=== GIVEN PROBLEM ===
Answer with one number only: the number of lines that contain "this".

=== EXCERPTED DATA ===
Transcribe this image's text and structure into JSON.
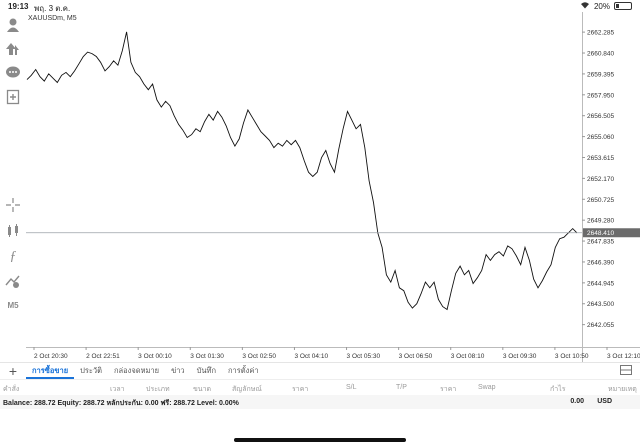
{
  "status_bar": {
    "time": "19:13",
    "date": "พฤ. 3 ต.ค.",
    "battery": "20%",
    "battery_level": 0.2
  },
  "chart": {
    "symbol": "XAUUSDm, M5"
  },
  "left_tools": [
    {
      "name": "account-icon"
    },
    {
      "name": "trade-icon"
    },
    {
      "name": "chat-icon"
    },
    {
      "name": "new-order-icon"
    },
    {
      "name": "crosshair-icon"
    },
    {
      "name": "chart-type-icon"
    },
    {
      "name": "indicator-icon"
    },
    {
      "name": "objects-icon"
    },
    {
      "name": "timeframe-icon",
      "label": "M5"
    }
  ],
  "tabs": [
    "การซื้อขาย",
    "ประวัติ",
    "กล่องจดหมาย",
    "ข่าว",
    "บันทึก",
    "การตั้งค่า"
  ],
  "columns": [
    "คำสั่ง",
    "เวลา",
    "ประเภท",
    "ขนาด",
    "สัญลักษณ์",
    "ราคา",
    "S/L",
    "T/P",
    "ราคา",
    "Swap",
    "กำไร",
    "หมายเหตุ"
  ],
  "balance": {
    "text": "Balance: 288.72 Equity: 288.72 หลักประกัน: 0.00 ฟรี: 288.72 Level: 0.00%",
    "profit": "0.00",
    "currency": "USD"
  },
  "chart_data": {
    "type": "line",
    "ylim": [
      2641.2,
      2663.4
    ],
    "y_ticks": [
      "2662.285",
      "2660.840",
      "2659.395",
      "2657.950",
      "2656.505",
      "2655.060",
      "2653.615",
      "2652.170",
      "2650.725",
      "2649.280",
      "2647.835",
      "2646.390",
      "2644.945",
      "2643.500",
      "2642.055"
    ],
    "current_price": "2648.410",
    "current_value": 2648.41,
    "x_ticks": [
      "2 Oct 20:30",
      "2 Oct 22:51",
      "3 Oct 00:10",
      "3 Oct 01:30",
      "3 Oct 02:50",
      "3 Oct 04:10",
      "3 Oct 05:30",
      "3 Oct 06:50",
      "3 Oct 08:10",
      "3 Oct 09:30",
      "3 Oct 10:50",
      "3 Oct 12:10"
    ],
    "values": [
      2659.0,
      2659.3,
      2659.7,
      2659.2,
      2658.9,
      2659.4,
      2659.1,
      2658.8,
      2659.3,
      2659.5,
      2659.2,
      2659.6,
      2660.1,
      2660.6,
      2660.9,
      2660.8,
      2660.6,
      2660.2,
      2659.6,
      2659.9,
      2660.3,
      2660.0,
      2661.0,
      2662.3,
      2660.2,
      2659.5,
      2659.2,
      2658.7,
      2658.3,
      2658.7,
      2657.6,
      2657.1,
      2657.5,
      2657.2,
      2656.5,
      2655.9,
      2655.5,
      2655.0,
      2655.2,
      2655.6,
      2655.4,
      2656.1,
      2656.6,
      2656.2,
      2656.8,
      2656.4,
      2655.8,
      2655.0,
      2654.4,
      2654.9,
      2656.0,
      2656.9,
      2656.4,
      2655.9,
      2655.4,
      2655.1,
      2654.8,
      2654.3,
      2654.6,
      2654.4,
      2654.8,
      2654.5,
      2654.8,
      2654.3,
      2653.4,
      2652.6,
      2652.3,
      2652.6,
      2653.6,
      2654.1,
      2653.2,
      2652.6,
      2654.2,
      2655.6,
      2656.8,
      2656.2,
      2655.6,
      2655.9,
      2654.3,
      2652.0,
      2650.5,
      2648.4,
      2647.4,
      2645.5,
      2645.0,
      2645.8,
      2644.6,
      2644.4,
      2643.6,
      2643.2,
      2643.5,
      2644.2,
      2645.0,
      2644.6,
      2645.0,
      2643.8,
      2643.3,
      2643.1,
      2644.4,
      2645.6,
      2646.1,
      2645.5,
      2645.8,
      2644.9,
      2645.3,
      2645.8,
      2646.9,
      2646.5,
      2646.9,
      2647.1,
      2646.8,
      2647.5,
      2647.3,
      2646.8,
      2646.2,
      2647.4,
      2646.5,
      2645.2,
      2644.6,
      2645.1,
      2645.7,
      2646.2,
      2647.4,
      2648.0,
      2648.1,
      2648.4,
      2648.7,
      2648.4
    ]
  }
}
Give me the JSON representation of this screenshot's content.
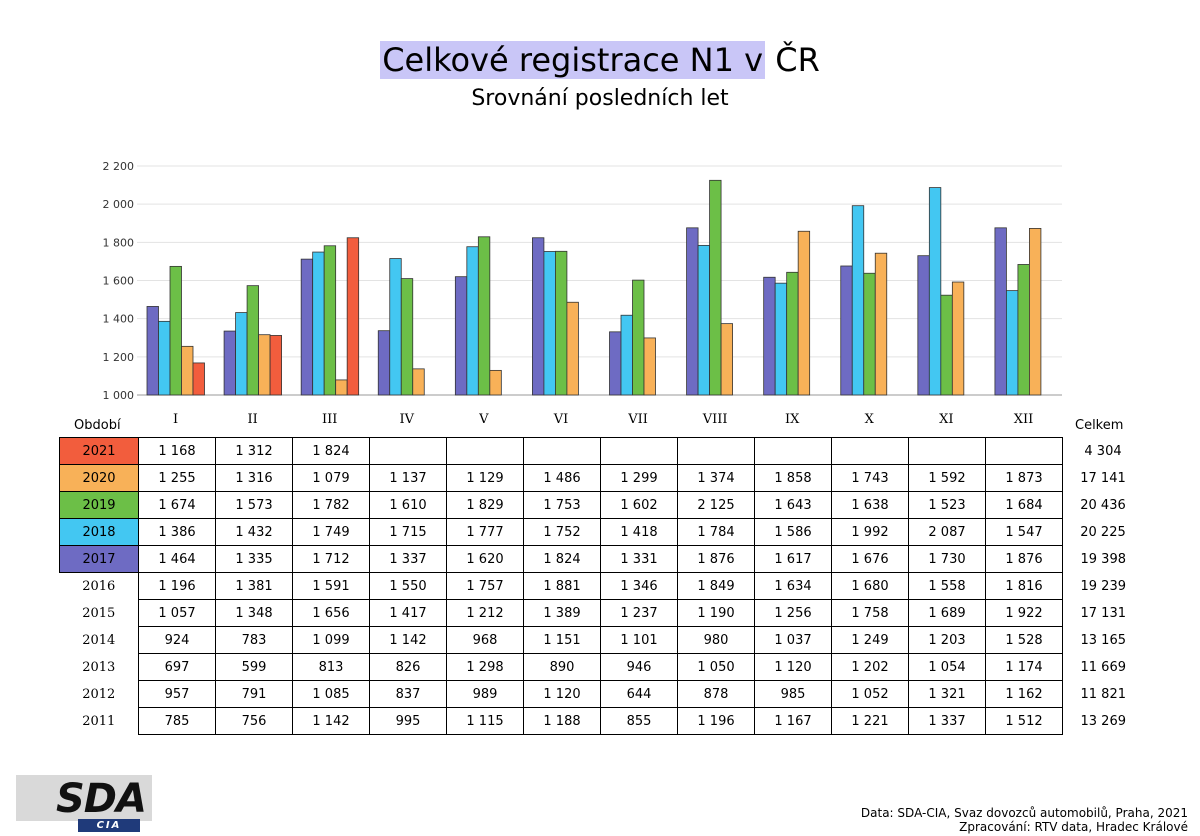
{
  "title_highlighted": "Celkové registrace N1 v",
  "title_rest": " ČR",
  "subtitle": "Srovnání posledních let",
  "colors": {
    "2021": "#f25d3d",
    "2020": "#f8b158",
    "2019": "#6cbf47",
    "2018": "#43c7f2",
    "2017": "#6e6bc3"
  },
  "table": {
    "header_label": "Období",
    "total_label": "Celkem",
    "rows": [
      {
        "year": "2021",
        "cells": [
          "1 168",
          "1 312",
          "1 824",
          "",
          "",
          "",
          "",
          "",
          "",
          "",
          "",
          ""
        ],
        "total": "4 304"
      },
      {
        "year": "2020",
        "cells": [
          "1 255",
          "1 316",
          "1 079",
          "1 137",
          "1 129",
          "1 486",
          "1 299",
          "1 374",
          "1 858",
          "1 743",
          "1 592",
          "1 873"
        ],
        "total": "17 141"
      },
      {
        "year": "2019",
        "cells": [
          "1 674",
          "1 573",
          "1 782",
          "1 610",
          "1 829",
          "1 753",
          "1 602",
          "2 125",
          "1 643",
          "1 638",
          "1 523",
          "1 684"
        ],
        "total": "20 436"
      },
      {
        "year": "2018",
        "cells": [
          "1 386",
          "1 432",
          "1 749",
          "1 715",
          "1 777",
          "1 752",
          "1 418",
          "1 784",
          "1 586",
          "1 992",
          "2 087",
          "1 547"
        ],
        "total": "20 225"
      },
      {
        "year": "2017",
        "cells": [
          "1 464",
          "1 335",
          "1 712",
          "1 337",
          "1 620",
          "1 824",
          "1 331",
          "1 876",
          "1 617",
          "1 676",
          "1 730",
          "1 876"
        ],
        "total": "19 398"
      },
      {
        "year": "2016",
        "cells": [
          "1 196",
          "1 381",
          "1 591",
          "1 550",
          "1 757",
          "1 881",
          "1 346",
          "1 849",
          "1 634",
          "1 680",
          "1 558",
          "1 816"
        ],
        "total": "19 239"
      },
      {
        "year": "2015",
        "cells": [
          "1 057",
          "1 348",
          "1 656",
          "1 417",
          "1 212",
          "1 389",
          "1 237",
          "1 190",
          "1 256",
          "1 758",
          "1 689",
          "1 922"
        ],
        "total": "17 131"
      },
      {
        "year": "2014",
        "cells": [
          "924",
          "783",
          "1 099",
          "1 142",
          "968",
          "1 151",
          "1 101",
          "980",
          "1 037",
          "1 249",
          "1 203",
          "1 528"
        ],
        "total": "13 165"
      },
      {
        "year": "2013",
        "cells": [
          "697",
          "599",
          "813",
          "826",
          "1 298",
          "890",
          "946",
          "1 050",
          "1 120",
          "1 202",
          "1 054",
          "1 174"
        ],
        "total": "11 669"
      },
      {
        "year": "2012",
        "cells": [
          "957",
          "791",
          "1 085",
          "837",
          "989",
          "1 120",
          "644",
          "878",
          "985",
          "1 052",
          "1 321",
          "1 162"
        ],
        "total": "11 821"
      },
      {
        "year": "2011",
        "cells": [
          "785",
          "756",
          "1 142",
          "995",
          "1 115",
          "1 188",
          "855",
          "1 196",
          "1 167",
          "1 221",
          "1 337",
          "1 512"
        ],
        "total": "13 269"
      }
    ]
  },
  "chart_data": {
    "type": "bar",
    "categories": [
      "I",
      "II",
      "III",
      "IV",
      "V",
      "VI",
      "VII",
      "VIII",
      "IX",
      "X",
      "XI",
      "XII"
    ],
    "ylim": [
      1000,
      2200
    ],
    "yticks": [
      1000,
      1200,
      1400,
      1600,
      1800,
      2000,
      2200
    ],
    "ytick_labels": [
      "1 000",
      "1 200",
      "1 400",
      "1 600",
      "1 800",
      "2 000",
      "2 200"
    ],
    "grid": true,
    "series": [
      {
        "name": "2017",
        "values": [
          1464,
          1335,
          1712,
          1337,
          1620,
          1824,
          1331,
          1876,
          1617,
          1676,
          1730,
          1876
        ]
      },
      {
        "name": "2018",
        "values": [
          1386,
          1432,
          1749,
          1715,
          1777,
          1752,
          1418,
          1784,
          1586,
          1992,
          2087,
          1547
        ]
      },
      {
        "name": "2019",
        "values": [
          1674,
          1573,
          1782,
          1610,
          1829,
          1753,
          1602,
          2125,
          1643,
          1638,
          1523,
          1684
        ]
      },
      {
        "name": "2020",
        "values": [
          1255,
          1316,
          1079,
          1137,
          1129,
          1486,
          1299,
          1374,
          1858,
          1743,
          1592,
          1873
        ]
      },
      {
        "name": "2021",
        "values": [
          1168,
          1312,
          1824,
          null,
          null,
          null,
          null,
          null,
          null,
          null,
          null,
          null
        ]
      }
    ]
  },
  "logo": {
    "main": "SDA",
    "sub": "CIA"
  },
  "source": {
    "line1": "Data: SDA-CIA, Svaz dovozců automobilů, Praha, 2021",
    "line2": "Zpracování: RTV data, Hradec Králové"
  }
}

=== EXPECTED ANSWER ===
2